__Goal of the exercise__: What lines in the data below mention the string "page"? Copy them out.

__Extracted entries__:
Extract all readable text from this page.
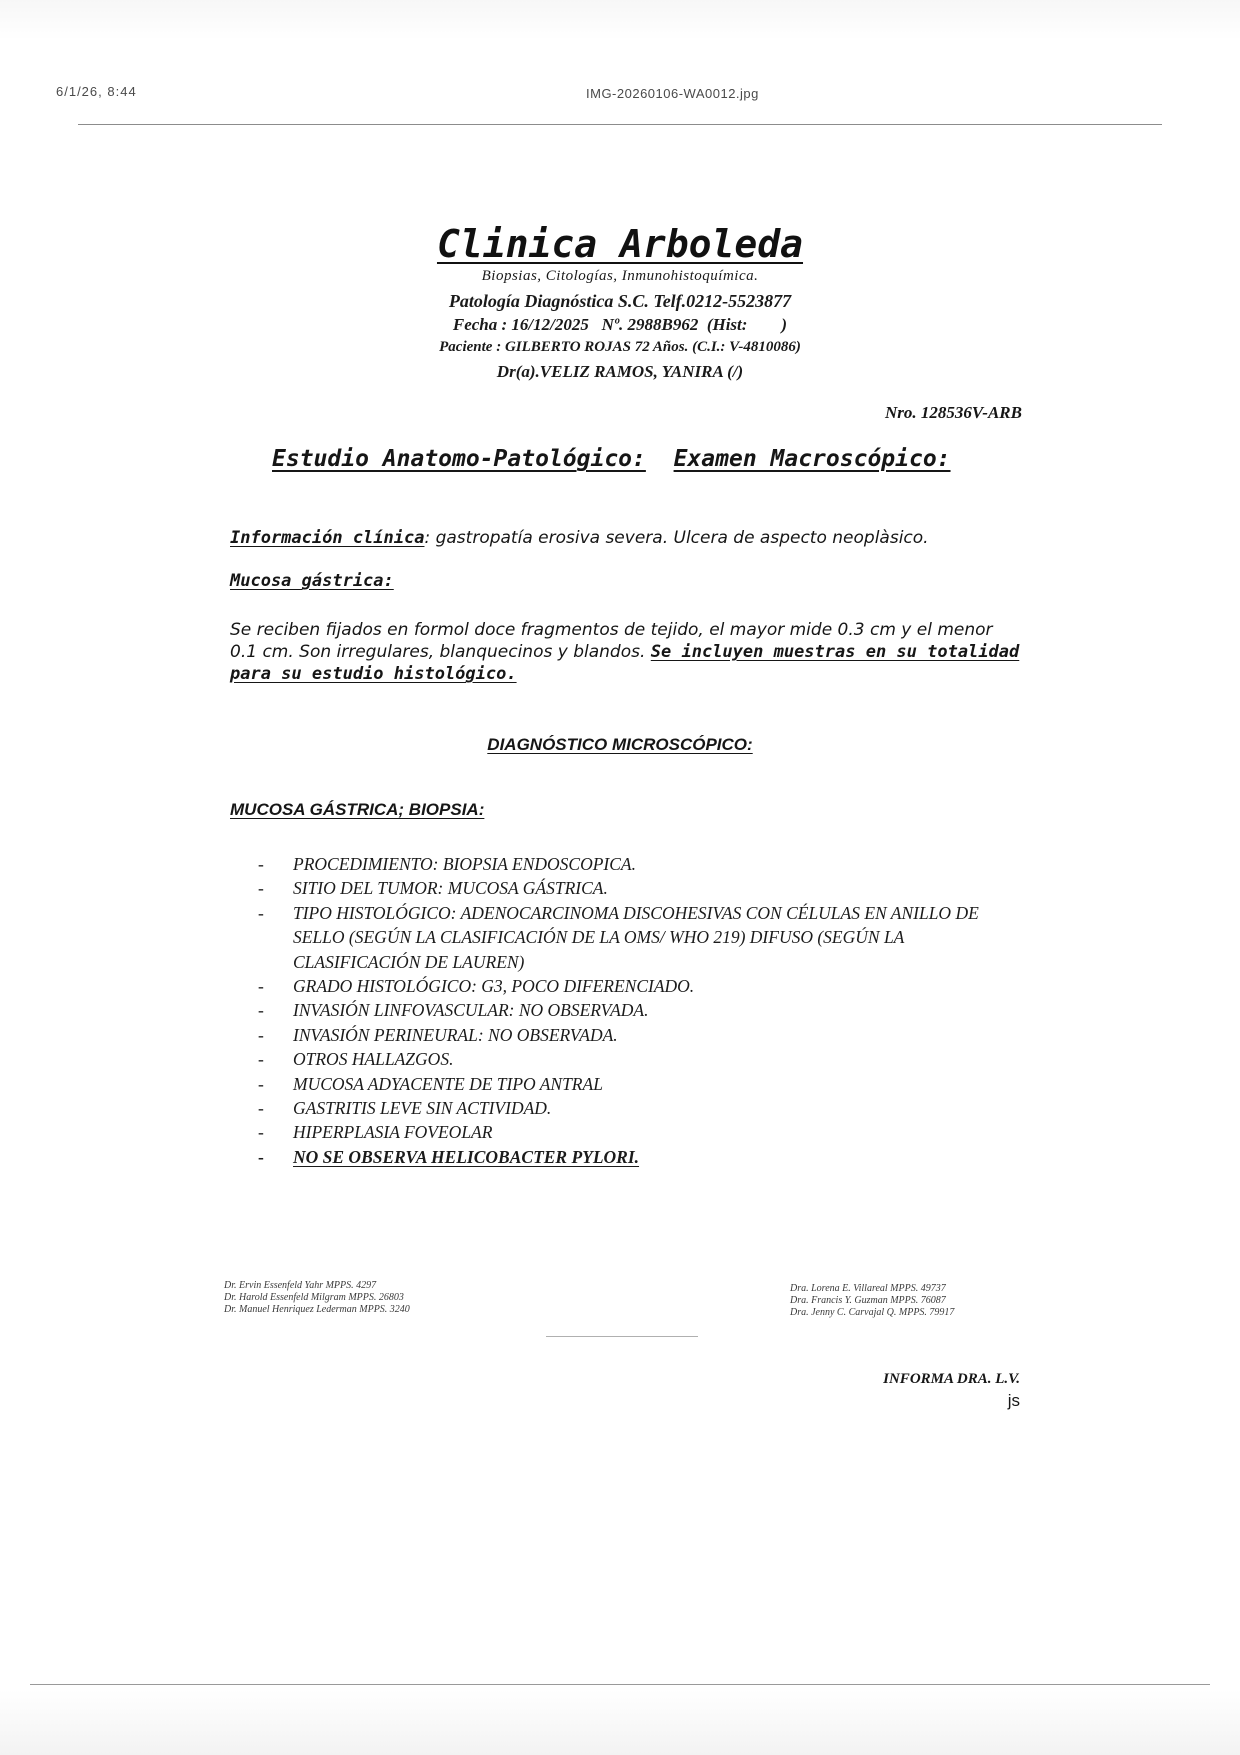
6/1/26, 8:44	IMG-20260106-WA0012.jpg
Clinica Arboleda
Biopsias, Citologías, Inmunohistoquímica.
Patología Diagnóstica S.C. Telf.0212-5523877
Fecha : 16/12/2025   Nº. 2988B962  (Hist:        )
Paciente : GILBERTO ROJAS 72 Años. (C.I.: V-4810086)
Dr(a).VELIZ RAMOS, YANIRA (/)
Nro. 128536V-ARB
Estudio Anatomo-Patológico: Examen Macroscópico:
Información clínica: gastropatía erosiva severa. Ulcera de aspecto neoplàsico.
Mucosa gástrica:
Se reciben fijados en formol doce fragmentos de tejido, el mayor mide 0.3 cm y el menor 0.1 cm. Son irregulares, blanquecinos y blandos. Se incluyen muestras en su totalidad para su estudio histológico.
DIAGNÓSTICO MICROSCÓPICO:
MUCOSA GÁSTRICA; BIOPSIA:
- PROCEDIMIENTO: BIOPSIA ENDOSCOPICA.
- SITIO DEL TUMOR: MUCOSA GÁSTRICA.
- TIPO HISTOLÓGICO: ADENOCARCINOMA DISCOHESIVAS CON CÉLULAS EN ANILLO DE SELLO (SEGÚN LA CLASIFICACIÓN DE LA OMS/ WHO 219) DIFUSO (SEGÚN LA CLASIFICACIÓN DE LAUREN)
- GRADO HISTOLÓGICO: G3, POCO DIFERENCIADO.
- INVASIÓN LINFOVASCULAR: NO OBSERVADA.
- INVASIÓN PERINEURAL: NO OBSERVADA.
- OTROS HALLAZGOS.
- MUCOSA ADYACENTE DE TIPO ANTRAL
- GASTRITIS LEVE SIN ACTIVIDAD.
- HIPERPLASIA FOVEOLAR
- NO SE OBSERVA HELICOBACTER PYLORI.
Dr. Ervin Essenfeld Yahr MPPS. 4297
Dr. Harold Essenfeld Milgram MPPS. 26803
Dr. Manuel Henriquez Lederman MPPS. 3240
Dra. Lorena E. Villareal MPPS. 49737
Dra. Francis Y. Guzman MPPS. 76087
Dra. Jenny C. Carvajal Q. MPPS. 79917
INFORMA DRA. L.V.
js
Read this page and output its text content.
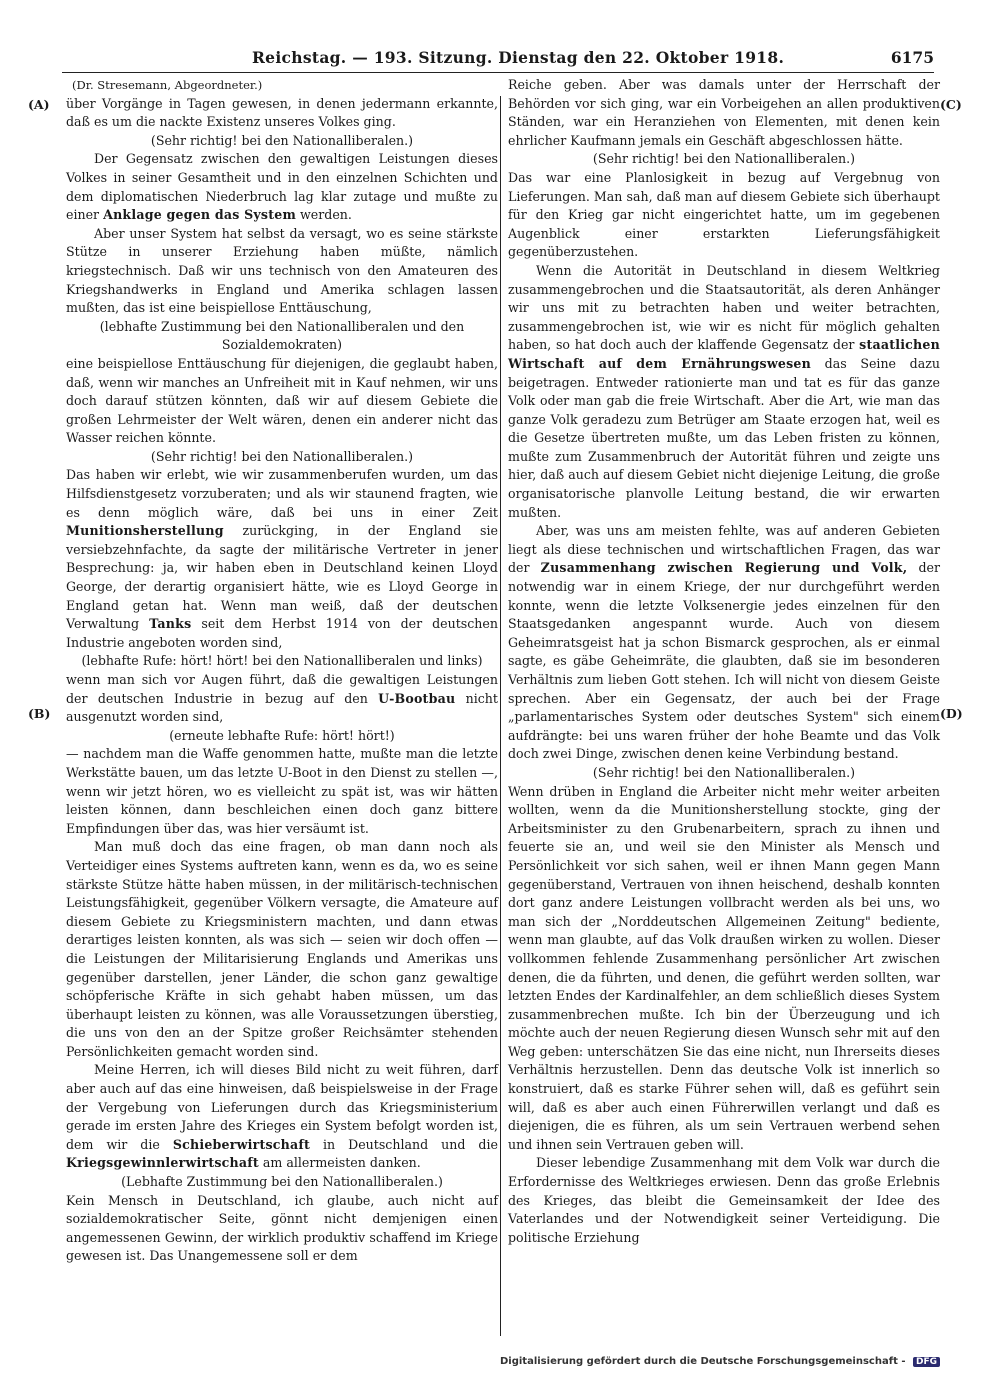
Reichstag. — 193. Sitzung. Dienstag den 22. Oktober 1918.	6175
(A)
(B)
(C)
(D)

(Dr. Stresemann, Abgeordneter.)

über Vorgänge in Tagen gewesen, in denen jedermann erkannte, daß es um die nackte Existenz unseres Volkes ging.

(Sehr richtig! bei den Nationalliberalen.)

Der Gegensatz zwischen den gewaltigen Leistungen dieses Volkes in seiner Gesamtheit und in den einzelnen Schichten und dem diplomatischen Niederbruch lag klar zutage und mußte zu einer Anklage gegen das System werden.

Aber unser System hat selbst da versagt, wo es seine stärkste Stütze in unserer Erziehung haben müßte, nämlich kriegstechnisch. Daß wir uns technisch von den Amateuren des Kriegshandwerks in England und Amerika schlagen lassen mußten, das ist eine beispiellose Enttäuschung,

(lebhafte Zustimmung bei den Nationalliberalen und den Sozialdemokraten)

eine beispiellose Enttäuschung für diejenigen, die geglaubt haben, daß, wenn wir manches an Unfreiheit mit in Kauf nehmen, wir uns doch darauf stützen könnten, daß wir auf diesem Gebiete die großen Lehrmeister der Welt wären, denen ein anderer nicht das Wasser reichen könnte.

(Sehr richtig! bei den Nationalliberalen.)

Das haben wir erlebt, wie wir zusammenberufen wurden, um das Hilfsdienstgesetz vorzuberaten; und als wir staunend fragten, wie es denn möglich wäre, daß bei uns in einer Zeit Munitionsherstellung zurückging, in der England sie versiebzehnfachte, da sagte der militärische Vertreter in jener Besprechung: ja, wir haben eben in Deutschland keinen Lloyd George, der derartig organisiert hätte, wie es Lloyd George in England getan hat. Wenn man weiß, daß der deutschen Verwaltung Tanks seit dem Herbst 1914 von der deutschen Industrie angeboten worden sind,

(lebhafte Rufe: hört! hört! bei den Nationalliberalen und links)

wenn man sich vor Augen führt, daß die gewaltigen Leistungen der deutschen Industrie in bezug auf den U-Bootbau nicht ausgenutzt worden sind,

(erneute lebhafte Rufe: hört! hört!)

— nachdem man die Waffe genommen hatte, mußte man die letzte Werkstätte bauen, um das letzte U-Boot in den Dienst zu stellen —, wenn wir jetzt hören, wo es vielleicht zu spät ist, was wir hätten leisten können, dann beschleichen einen doch ganz bittere Empfindungen über das, was hier versäumt ist.

Man muß doch das eine fragen, ob man dann noch als Verteidiger eines Systems auftreten kann, wenn es da, wo es seine stärkste Stütze hätte haben müssen, in der militärisch-technischen Leistungsfähigkeit, gegenüber Völkern versagte, die Amateure auf diesem Gebiete zu Kriegsministern machten, und dann etwas derartiges leisten konnten, als was sich — seien wir doch offen — die Leistungen der Militarisierung Englands und Amerikas uns gegenüber darstellen, jener Länder, die schon ganz gewaltige schöpferische Kräfte in sich gehabt haben müssen, um das überhaupt leisten zu können, was alle Voraussetzungen überstieg, die uns von den an der Spitze großer Reichsämter stehenden Persönlichkeiten gemacht worden sind.

Meine Herren, ich will dieses Bild nicht zu weit führen, darf aber auch auf das eine hinweisen, daß beispielsweise in der Frage der Vergebung von Lieferungen durch das Kriegsministerium gerade im ersten Jahre des Krieges ein System befolgt worden ist, dem wir die Schieberwirtschaft in Deutschland und die Kriegsgewinnlerwirtschaft am allermeisten danken.

(Lebhafte Zustimmung bei den Nationalliberalen.)

Kein Mensch in Deutschland, ich glaube, auch nicht auf sozialdemokratischer Seite, gönnt nicht demjenigen einen angemessenen Gewinn, der wirklich produktiv schaffend im Kriege gewesen ist. Das Unangemessene soll er dem

Reiche geben. Aber was damals unter der Herrschaft der Behörden vor sich ging, war ein Vorbeigehen an allen produktiven Ständen, war ein Heranziehen von Elementen, mit denen kein ehrlicher Kaufmann jemals ein Geschäft abgeschlossen hätte.

(Sehr richtig! bei den Nationalliberalen.)

Das war eine Planlosigkeit in bezug auf Vergebnug von Lieferungen. Man sah, daß man auf diesem Gebiete sich überhaupt für den Krieg gar nicht eingerichtet hatte, um im gegebenen Augenblick einer erstarkten Lieferungsfähigkeit gegenüberzustehen.

Wenn die Autorität in Deutschland in diesem Weltkrieg zusammengebrochen und die Staatsautorität, als deren Anhänger wir uns mit zu betrachten haben und weiter betrachten, zusammengebrochen ist, wie wir es nicht für möglich gehalten haben, so hat doch auch der klaffende Gegensatz der staatlichen Wirtschaft auf dem Ernährungswesen das Seine dazu beigetragen. Entweder rationierte man und tat es für das ganze Volk oder man gab die freie Wirtschaft. Aber die Art, wie man das ganze Volk geradezu zum Betrüger am Staate erzogen hat, weil es die Gesetze übertreten mußte, um das Leben fristen zu können, mußte zum Zusammenbruch der Autorität führen und zeigte uns hier, daß auch auf diesem Gebiet nicht diejenige Leitung, die große organisatorische planvolle Leitung bestand, die wir erwarten mußten.

Aber, was uns am meisten fehlte, was auf anderen Gebieten liegt als diese technischen und wirtschaftlichen Fragen, das war der Zusammenhang zwischen Regierung und Volk, der notwendig war in einem Kriege, der nur durchgeführt werden konnte, wenn die letzte Volksenergie jedes einzelnen für den Staatsgedanken angespannt wurde. Auch von diesem Geheimratsgeist hat ja schon Bismarck gesprochen, als er einmal sagte, es gäbe Geheimräte, die glaubten, daß sie im besonderen Verhältnis zum lieben Gott stehen. Ich will nicht von diesem Geiste sprechen. Aber ein Gegensatz, der auch bei der Frage „parlamentarisches System oder deutsches System" sich einem aufdrängte: bei uns waren früher der hohe Beamte und das Volk doch zwei Dinge, zwischen denen keine Verbindung bestand.

(Sehr richtig! bei den Nationalliberalen.)

Wenn drüben in England die Arbeiter nicht mehr weiter arbeiten wollten, wenn da die Munitionsherstellung stockte, ging der Arbeitsminister zu den Grubenarbeitern, sprach zu ihnen und feuerte sie an, und weil sie den Minister als Mensch und Persönlichkeit vor sich sahen, weil er ihnen Mann gegen Mann gegenüberstand, Vertrauen von ihnen heischend, deshalb konnten dort ganz andere Leistungen vollbracht werden als bei uns, wo man sich der „Norddeutschen Allgemeinen Zeitung" bediente, wenn man glaubte, auf das Volk draußen wirken zu wollen. Dieser vollkommen fehlende Zusammenhang persönlicher Art zwischen denen, die da führten, und denen, die geführt werden sollten, war letzten Endes der Kardinalfehler, an dem schließlich dieses System zusammenbrechen mußte. Ich bin der Überzeugung und ich möchte auch der neuen Regierung diesen Wunsch sehr mit auf den Weg geben: unterschätzen Sie das eine nicht, nun Ihrerseits dieses Verhältnis herzustellen. Denn das deutsche Volk ist innerlich so konstruiert, daß es starke Führer sehen will, daß es geführt sein will, daß es aber auch einen Führerwillen verlangt und daß es diejenigen, die es führen, als um sein Vertrauen werbend sehen und ihnen sein Vertrauen geben will.

Dieser lebendige Zusammenhang mit dem Volk war durch die Erfordernisse des Weltkrieges erwiesen. Denn das große Erlebnis des Krieges, das bleibt die Gemeinsamkeit der Idee des Vaterlandes und der Notwendigkeit seiner Verteidigung. Die politische Erziehung

Digitalisierung gefördert durch die Deutsche Forschungsgemeinschaft - DFG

__Answer__:
Extract all readable text from this page.
Read this page and output its text content.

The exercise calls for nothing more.